§ **GOAL**:
Return all entries word for word, but drop any images.
:: DATA PROVIDED ::
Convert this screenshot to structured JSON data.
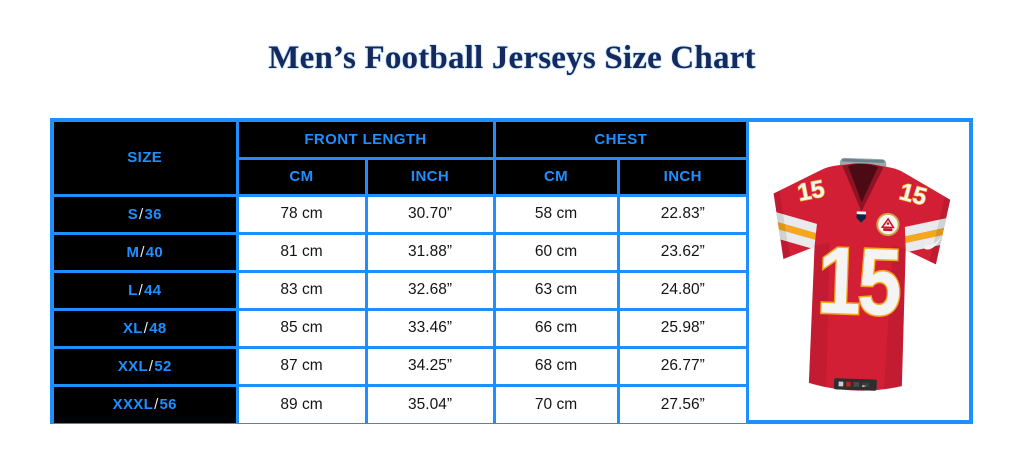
{
  "page": {
    "title": "Men’s Football Jerseys Size Chart"
  },
  "table": {
    "size_header": "SIZE",
    "group_headers": [
      "FRONT LENGTH",
      "CHEST"
    ],
    "unit_headers": [
      "CM",
      "INCH",
      "CM",
      "INCH"
    ],
    "rows": [
      {
        "size": "S",
        "slash": "/",
        "num": "36",
        "values": [
          "78 cm",
          "30.70”",
          "58 cm",
          "22.83”"
        ]
      },
      {
        "size": "M",
        "slash": "/",
        "num": "40",
        "values": [
          "81 cm",
          "31.88”",
          "60 cm",
          "23.62”"
        ]
      },
      {
        "size": "L",
        "slash": "/",
        "num": "44",
        "values": [
          "83 cm",
          "32.68”",
          "63 cm",
          "24.80”"
        ]
      },
      {
        "size": "XL",
        "slash": "/",
        "num": "48",
        "values": [
          "85 cm",
          "33.46”",
          "66 cm",
          "25.98”"
        ]
      },
      {
        "size": "XXL",
        "slash": "/",
        "num": "52",
        "values": [
          "87 cm",
          "34.25”",
          "68 cm",
          "26.77”"
        ]
      },
      {
        "size": "XXXL",
        "slash": "/",
        "num": "56",
        "values": [
          "89 cm",
          "35.04”",
          "70 cm",
          "27.56”"
        ]
      }
    ]
  },
  "jersey": {
    "chest_number": "15",
    "shoulder_number": "15"
  },
  "colors": {
    "accent_blue": "#1f8fff",
    "header_bg": "#000000",
    "title_navy": "#16295c",
    "jersey_red": "#d21f36",
    "jersey_gold": "#f5a81c"
  }
}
:::
§ **TASK SOLUTION**:
Convert this screenshot to structured JSON data.
{
  "page": {
    "title": "Men’s Football Jerseys Size Chart"
  },
  "table": {
    "size_header": "SIZE",
    "group_headers": [
      "FRONT LENGTH",
      "CHEST"
    ],
    "unit_headers": [
      "CM",
      "INCH",
      "CM",
      "INCH"
    ],
    "rows": [
      {
        "size": "S",
        "slash": "/",
        "num": "36",
        "values": [
          "78 cm",
          "30.70”",
          "58 cm",
          "22.83”"
        ]
      },
      {
        "size": "M",
        "slash": "/",
        "num": "40",
        "values": [
          "81 cm",
          "31.88”",
          "60 cm",
          "23.62”"
        ]
      },
      {
        "size": "L",
        "slash": "/",
        "num": "44",
        "values": [
          "83 cm",
          "32.68”",
          "63 cm",
          "24.80”"
        ]
      },
      {
        "size": "XL",
        "slash": "/",
        "num": "48",
        "values": [
          "85 cm",
          "33.46”",
          "66 cm",
          "25.98”"
        ]
      },
      {
        "size": "XXL",
        "slash": "/",
        "num": "52",
        "values": [
          "87 cm",
          "34.25”",
          "68 cm",
          "26.77”"
        ]
      },
      {
        "size": "XXXL",
        "slash": "/",
        "num": "56",
        "values": [
          "89 cm",
          "35.04”",
          "70 cm",
          "27.56”"
        ]
      }
    ]
  },
  "jersey": {
    "chest_number": "15",
    "shoulder_number": "15"
  },
  "colors": {
    "accent_blue": "#1f8fff",
    "header_bg": "#000000",
    "title_navy": "#16295c",
    "jersey_red": "#d21f36",
    "jersey_gold": "#f5a81c"
  }
}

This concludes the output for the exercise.